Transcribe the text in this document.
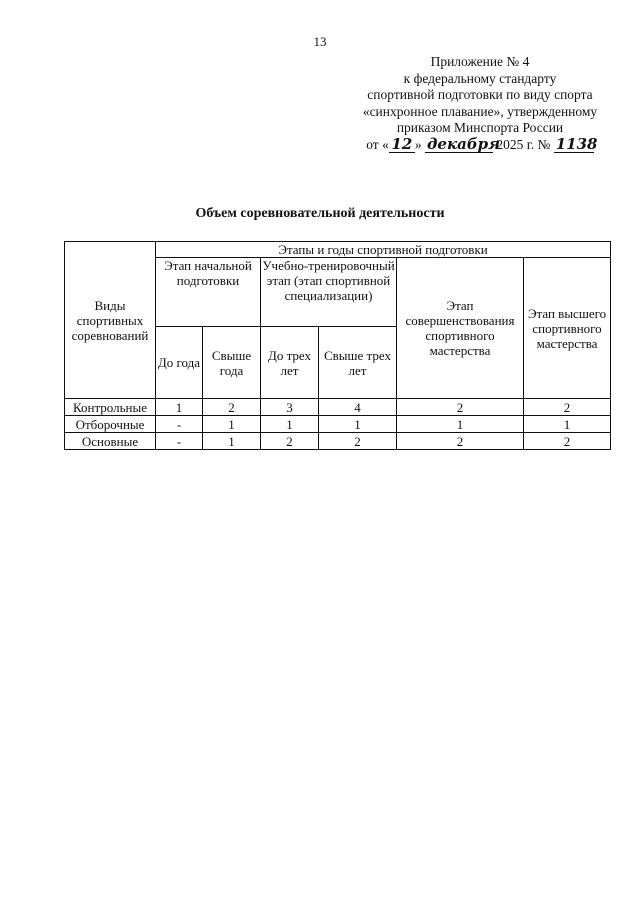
13
Приложение № 4
к федеральному стандарту
спортивной подготовки по виду спорта
«синхронное плавание», утвержденному
приказом Минспорта России
от « 12 » декабря 2025 г. № 1138
Объем соревновательной деятельности
Виды спортивных соревнований	Этапы и годы спортивной подготовки					
	Этап начальной подготовки		Учебно-тренировочный этап (этап спортивной специализации)		Этап совершенствования спортивного мастерства	Этап высшего спортивного мастерства
	До года	Свыше года	До трех лет	Свыше трех лет		
Контрольные	1	2	3	4	2	2
Отборочные	-	1	1	1	1	1
Основные	-	1	2	2	2	2
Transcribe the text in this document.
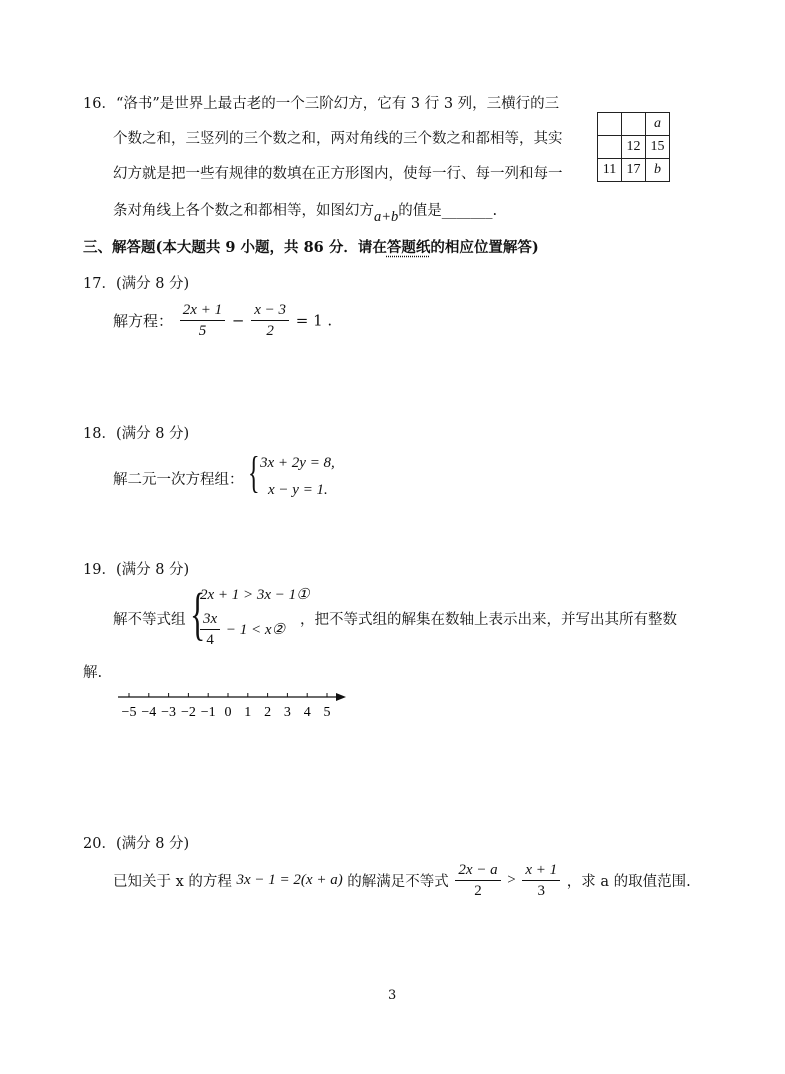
16．“洛书”是世界上最古老的一个三阶幻方，它有 3 行 3 列，三横行的三
个数之和，三竖列的三个数之和，两对角线的三个数之和都相等，其实
幻方就是把一些有规律的数填在正方形图内，使每一行、每一列和每一
条对角线上各个数之和都相等，如图幻方a+b的值是_______.
		a
	12	15
11	17	b
三、解答题(本大题共 9 小题，共 86 分．请在答题纸的相应位置解答)
17．(满分 8 分)
解方程： $\frac{2x + 1}{5} - \frac{x - 3}{2} = 1$ .
18．(满分 8 分)
解二元一次方程组： { 3x + 2y = 8,
x − y = 1.
19．(满分 8 分)
解不等式组 {
2x + 1 > 3x − 1①
$\frac{3x}{4} - 1$ < x②
，把不等式组的解集在数轴上表示出来，并写出其所有整数
解.
−5 −4 −3 −2 −1 0 1 2 3 4 5
20．(满分 8 分)
已知关于 x 的方程 3x − 1 = 2(x + a) 的解满足不等式 $\frac{2x - a}{2} > \frac{x + 1}{3}$ ，求 a 的取值范围.
3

▶ _REQUEST_: Keep the pictures out of your copy, and repeat every entry above exactly.

▶ _RESULT FOR THIS TASK_:
Transcribe the text in this document.
13
Приложение № 4
к федеральному стандарту
спортивной подготовки по виду спорта
«синхронное плавание», утвержденному
приказом Минспорта России
от « 12 » декабря 2025 г. № 1138
Объем соревновательной деятельности
Виды спортивных соревнований	Этапы и годы спортивной подготовки					
	Этап начальной подготовки		Учебно-тренировочный этап (этап спортивной специализации)		Этап совершенствования спортивного мастерства	Этап высшего спортивного мастерства
	До года	Свыше года	До трех лет	Свыше трех лет		
Контрольные	1	2	3	4	2	2
Отборочные	-	1	1	1	1	1
Основные	-	1	2	2	2	2
Transcribe the text in this document.
16．“洛书”是世界上最古老的一个三阶幻方，它有 3 行 3 列，三横行的三
个数之和，三竖列的三个数之和，两对角线的三个数之和都相等，其实
幻方就是把一些有规律的数填在正方形图内，使每一行、每一列和每一
条对角线上各个数之和都相等，如图幻方a+b的值是_______.
		a
	12	15
11	17	b
三、解答题(本大题共 9 小题，共 86 分．请在答题纸的相应位置解答)
17．(满分 8 分)
解方程： $\frac{2x + 1}{5} - \frac{x - 3}{2} = 1$ .
18．(满分 8 分)
解二元一次方程组： { 3x + 2y = 8,
x − y = 1.
19．(满分 8 分)
解不等式组 {
2x + 1 > 3x − 1①
$\frac{3x}{4} - 1$ < x②
，把不等式组的解集在数轴上表示出来，并写出其所有整数
解.
−5 −4 −3 −2 −1 0 1 2 3 4 5
20．(满分 8 分)
已知关于 x 的方程 3x − 1 = 2(x + a) 的解满足不等式 $\frac{2x - a}{2} > \frac{x + 1}{3}$ ，求 a 的取值范围.
3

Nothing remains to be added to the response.